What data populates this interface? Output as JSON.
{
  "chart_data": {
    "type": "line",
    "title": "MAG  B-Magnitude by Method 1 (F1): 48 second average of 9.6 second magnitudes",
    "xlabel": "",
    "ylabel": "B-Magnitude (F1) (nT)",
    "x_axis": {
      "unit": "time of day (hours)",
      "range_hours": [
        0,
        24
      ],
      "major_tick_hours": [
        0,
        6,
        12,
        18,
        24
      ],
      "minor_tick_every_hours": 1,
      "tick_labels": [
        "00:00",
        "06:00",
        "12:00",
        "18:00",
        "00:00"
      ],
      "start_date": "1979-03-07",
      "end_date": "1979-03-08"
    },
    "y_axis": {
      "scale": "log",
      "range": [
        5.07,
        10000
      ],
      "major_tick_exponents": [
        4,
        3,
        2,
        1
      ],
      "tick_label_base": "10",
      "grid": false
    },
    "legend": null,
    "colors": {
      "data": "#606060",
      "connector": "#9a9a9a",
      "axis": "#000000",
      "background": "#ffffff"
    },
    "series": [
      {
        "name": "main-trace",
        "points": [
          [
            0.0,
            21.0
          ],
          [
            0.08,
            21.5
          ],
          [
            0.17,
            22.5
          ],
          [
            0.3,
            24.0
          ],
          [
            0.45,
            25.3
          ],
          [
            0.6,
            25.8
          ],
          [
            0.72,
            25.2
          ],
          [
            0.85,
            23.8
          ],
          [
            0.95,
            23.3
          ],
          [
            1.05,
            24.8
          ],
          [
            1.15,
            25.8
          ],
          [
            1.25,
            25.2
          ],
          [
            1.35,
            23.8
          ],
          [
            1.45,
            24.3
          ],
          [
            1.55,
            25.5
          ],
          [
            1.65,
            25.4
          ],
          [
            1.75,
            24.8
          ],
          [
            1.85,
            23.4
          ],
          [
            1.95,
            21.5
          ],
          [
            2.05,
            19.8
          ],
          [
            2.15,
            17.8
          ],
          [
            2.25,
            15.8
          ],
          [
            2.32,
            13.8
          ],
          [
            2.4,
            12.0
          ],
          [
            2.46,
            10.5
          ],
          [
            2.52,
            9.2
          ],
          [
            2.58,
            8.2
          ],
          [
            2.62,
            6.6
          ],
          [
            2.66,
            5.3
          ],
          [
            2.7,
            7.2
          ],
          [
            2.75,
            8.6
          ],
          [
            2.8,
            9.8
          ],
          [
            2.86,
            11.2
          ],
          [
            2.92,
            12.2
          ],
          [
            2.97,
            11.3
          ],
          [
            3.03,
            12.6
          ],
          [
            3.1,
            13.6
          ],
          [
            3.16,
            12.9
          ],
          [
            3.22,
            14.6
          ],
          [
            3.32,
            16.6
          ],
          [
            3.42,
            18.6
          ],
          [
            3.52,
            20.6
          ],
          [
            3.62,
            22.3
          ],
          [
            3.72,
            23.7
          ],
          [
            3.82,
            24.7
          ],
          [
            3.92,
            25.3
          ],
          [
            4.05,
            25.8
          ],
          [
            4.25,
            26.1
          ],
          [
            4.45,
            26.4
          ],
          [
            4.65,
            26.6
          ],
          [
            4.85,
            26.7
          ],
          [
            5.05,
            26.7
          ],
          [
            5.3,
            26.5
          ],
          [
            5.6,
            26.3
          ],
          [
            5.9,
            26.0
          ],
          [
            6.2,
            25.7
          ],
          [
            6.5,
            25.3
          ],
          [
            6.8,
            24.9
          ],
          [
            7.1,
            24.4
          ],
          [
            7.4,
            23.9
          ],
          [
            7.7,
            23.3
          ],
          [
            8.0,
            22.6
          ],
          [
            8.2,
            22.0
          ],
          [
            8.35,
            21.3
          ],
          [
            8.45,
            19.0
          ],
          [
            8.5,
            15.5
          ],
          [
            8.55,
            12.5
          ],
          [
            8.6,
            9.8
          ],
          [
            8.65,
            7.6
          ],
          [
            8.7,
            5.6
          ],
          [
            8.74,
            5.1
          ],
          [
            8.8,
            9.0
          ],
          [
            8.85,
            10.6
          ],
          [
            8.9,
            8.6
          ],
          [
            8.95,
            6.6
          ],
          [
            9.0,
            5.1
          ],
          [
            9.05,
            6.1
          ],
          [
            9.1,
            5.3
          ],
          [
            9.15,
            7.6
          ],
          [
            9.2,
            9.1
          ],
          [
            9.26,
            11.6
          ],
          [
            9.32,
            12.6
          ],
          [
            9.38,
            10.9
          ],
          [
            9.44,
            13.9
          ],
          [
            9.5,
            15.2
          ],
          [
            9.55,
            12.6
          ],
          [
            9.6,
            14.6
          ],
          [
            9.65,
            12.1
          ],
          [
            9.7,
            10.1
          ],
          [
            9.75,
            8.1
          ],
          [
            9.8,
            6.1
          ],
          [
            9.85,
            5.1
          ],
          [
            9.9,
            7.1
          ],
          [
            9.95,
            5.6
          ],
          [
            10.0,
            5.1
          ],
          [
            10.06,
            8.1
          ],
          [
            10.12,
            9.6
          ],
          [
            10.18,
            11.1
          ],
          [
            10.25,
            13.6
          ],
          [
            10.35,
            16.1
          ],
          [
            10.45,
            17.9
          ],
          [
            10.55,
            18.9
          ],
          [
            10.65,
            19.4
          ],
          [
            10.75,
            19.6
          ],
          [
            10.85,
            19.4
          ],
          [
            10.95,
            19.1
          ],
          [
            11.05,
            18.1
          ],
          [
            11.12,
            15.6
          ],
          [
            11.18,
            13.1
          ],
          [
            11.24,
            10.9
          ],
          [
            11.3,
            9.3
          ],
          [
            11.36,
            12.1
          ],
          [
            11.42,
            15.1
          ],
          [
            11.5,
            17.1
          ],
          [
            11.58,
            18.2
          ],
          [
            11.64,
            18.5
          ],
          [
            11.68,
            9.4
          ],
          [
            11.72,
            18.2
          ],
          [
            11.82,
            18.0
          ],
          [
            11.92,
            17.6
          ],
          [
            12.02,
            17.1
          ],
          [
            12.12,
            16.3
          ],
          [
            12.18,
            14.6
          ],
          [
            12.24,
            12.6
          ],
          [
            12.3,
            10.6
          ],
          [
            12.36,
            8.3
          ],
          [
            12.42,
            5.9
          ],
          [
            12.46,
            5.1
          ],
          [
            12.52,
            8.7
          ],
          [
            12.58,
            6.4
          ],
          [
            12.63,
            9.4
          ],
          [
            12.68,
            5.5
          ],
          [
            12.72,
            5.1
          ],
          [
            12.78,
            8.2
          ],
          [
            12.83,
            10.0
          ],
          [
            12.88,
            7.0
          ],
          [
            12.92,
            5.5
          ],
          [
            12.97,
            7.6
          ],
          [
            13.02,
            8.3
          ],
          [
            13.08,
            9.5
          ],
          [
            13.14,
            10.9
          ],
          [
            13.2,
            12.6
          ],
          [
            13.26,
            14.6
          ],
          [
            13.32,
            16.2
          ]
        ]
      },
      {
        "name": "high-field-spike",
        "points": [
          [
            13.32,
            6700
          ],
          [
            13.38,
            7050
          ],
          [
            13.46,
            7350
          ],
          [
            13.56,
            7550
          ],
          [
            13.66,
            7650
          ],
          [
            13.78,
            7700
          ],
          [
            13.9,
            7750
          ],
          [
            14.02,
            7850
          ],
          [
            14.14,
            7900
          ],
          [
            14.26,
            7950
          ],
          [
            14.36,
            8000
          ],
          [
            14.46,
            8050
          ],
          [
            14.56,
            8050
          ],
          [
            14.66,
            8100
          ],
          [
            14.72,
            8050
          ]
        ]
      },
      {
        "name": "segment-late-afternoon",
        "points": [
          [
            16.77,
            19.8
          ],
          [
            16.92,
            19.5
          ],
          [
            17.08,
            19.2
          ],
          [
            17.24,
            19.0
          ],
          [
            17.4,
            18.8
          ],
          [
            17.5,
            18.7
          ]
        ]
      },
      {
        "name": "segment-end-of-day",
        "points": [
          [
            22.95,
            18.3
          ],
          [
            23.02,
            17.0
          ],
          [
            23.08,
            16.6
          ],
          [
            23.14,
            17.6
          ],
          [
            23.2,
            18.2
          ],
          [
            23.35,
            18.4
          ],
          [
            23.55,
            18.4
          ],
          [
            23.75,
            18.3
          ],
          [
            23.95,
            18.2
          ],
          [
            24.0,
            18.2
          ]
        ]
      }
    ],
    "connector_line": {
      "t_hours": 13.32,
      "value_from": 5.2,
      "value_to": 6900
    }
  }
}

········

**REQUIREMENT:** Pick out each line containing the string "name" and copy it.

**EXERCISE RESULT:**
        "name": "main-trace",
        "name": "high-field-spike",
        "name": "segment-late-afternoon",
        "name": "segment-end-of-day",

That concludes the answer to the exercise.